Resume the Entra unjoin and rejoin guide below, starting after its last sentence.

= Text =
____
Option 4 — Full Unjoin and Rejoin (Last Resort)

If all of the above fail — the device is stuck with AzureAdPrt : NO, /forcerecovery errors out, and the device shows unhealthy in Entra — a full unjoin/rejoin may be required. This should be a last resort as it will remove the device object from Entra (which can affect Intune policy targeting, compliance state, and certificate delivery).

Before unjoining: Confirm with your Intune team that the device can safely be removed and rejoined. Any per-device certificates (SCEP/PKCS from NDES or Intune CA), Wi-Fi/VPN profiles, and compliance policies will need to re-apply after rejoin. Bitlocker recovery keys stored against the old device object in Entra will NOT transfer — ensure the key is backed up before proceeding.
Unjoin-Rejoin-EntraDevice.ps1
# STEP 1: Capture device info before leaving (run as admin)
$deviceInfo = dsregcmd /status
$deviceInfo | Select-String "DeviceId|TenantId|DeviceName|JoinType"

# STEP 2: Leave the Entra join (requires admin elevation)
# /debug flag provides verbose output — useful for logging
dsregcmd /debug /leave

# STEP 3: Restart the device
Restart-Computer -Force

# STEP 4: After restart, rejoin via one of:
#   a) Settings > Accounts > Access work or school > Connect (for manual join)
#   b) Autopilot re-enrolment (if device is in AP profile)
#   c) Re-run the Intune enrolment via the Company Portal

# STEP 5: After rejoin, verify device registration is healthy:
dsregcmd /status | Select-String "AzureAdJoined|EnterpriseJoined|DomainJoined|AzureAdPrt"

# Expected healthy output:
#   AzureAdJoined    : YES
#   AzureAdPrt       : YES

Michael Niehaus (retired Microsoft engineer and prominent Autopilot MVP) has detailed Autopilot re-enrolment considerations after device unjoin in his blog at oofhours.com — essential reading if your devices use Autopilot deployment profiles.
____
= Records =
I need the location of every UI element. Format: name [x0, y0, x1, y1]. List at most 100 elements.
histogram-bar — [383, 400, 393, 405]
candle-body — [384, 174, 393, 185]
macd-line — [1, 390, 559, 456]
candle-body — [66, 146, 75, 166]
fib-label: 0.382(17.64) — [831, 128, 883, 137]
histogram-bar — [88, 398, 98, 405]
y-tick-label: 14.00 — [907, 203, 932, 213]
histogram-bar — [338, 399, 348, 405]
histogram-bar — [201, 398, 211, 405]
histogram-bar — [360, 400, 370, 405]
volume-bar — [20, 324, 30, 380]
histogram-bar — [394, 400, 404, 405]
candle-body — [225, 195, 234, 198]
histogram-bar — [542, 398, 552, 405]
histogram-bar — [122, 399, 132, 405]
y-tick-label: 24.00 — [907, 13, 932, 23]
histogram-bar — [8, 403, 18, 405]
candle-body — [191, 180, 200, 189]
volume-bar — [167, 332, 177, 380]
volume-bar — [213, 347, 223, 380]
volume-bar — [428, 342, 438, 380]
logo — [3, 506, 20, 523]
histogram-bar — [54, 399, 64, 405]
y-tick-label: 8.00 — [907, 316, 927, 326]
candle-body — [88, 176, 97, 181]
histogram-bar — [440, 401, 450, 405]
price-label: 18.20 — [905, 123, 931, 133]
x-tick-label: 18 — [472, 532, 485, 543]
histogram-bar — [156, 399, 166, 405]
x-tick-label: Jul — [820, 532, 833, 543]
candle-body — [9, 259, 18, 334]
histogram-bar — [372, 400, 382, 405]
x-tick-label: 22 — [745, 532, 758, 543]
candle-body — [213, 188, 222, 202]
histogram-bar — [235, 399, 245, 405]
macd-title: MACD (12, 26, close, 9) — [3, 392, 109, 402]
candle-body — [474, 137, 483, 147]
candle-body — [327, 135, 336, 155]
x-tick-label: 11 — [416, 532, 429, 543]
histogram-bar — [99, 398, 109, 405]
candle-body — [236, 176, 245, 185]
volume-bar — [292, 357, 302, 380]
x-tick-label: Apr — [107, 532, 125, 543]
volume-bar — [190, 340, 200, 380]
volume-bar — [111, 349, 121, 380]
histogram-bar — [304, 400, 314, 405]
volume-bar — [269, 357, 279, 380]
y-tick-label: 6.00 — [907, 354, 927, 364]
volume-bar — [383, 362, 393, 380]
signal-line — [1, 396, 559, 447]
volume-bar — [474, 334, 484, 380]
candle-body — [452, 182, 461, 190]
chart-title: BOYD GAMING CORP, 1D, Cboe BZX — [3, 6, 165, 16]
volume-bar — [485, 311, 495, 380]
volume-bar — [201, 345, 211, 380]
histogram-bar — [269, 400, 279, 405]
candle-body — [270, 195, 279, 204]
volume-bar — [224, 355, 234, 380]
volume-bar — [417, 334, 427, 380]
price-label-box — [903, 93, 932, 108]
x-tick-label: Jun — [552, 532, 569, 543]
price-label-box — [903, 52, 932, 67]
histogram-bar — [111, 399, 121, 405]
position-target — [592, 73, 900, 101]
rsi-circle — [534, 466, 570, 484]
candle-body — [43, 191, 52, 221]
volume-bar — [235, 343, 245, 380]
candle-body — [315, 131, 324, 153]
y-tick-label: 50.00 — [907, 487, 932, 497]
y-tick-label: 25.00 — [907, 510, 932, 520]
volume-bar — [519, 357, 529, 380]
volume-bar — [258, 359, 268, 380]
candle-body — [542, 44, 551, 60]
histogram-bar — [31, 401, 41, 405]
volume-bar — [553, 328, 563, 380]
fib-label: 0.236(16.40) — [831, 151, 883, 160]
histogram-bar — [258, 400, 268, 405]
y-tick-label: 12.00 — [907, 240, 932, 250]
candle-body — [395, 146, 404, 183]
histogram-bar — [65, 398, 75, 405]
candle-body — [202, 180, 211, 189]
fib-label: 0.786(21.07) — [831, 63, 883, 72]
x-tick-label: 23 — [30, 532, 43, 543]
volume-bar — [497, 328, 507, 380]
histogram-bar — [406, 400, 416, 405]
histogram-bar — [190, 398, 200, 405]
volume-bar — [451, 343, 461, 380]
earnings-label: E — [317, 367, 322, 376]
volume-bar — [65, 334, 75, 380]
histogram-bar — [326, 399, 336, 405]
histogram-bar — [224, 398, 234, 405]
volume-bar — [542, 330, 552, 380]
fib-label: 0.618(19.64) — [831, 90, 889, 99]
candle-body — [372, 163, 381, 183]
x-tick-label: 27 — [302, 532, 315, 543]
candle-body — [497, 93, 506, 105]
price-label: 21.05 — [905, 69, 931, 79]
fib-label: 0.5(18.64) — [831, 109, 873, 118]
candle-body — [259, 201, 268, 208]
____
= Expected answer =
Verifying Local Admin Group Membership

After any of the above remediations and a sign-out/sign-in cycle, verify local admin membership with the following:

Verify-LocalAdmin.ps1
# Method 1: whoami — fastest check (run as the affected user)
whoami /groups | findstr /i "S-1-5-32-544\|Administrators"

# If the user is a local admin, you will see a line containing:
# BUILTIN\Administrators   Alias   S-1-5-32-544   Mandatory group, Enabled by default

# Method 2: Enumerate the local Administrators group members (run elevated)
Get-LocalGroupMember -Group "Administrators" | Format-Table Name, PrincipalSource, ObjectClass -AutoSize

# Method 3: Check PRT claims — confirm isLocalAdmin is present
# (only visible in ETW traces or via the AAD CloudAP plugin output)
# Simplest confirmation is the whoami /groups check above

# Method 4: Full device health snapshot for helpdesk logs
$timestamp = Get-Date -Format "yyyyMMdd-HHmmss"
dsregcmd /status | Out-File "C:\Temp\dsregcmd-$timestamp.txt"
whoami /groups | Out-File "C:\Temp\whoami-groups-$timestamp.txt"
Write-Host "Logs saved to C:\Temp\"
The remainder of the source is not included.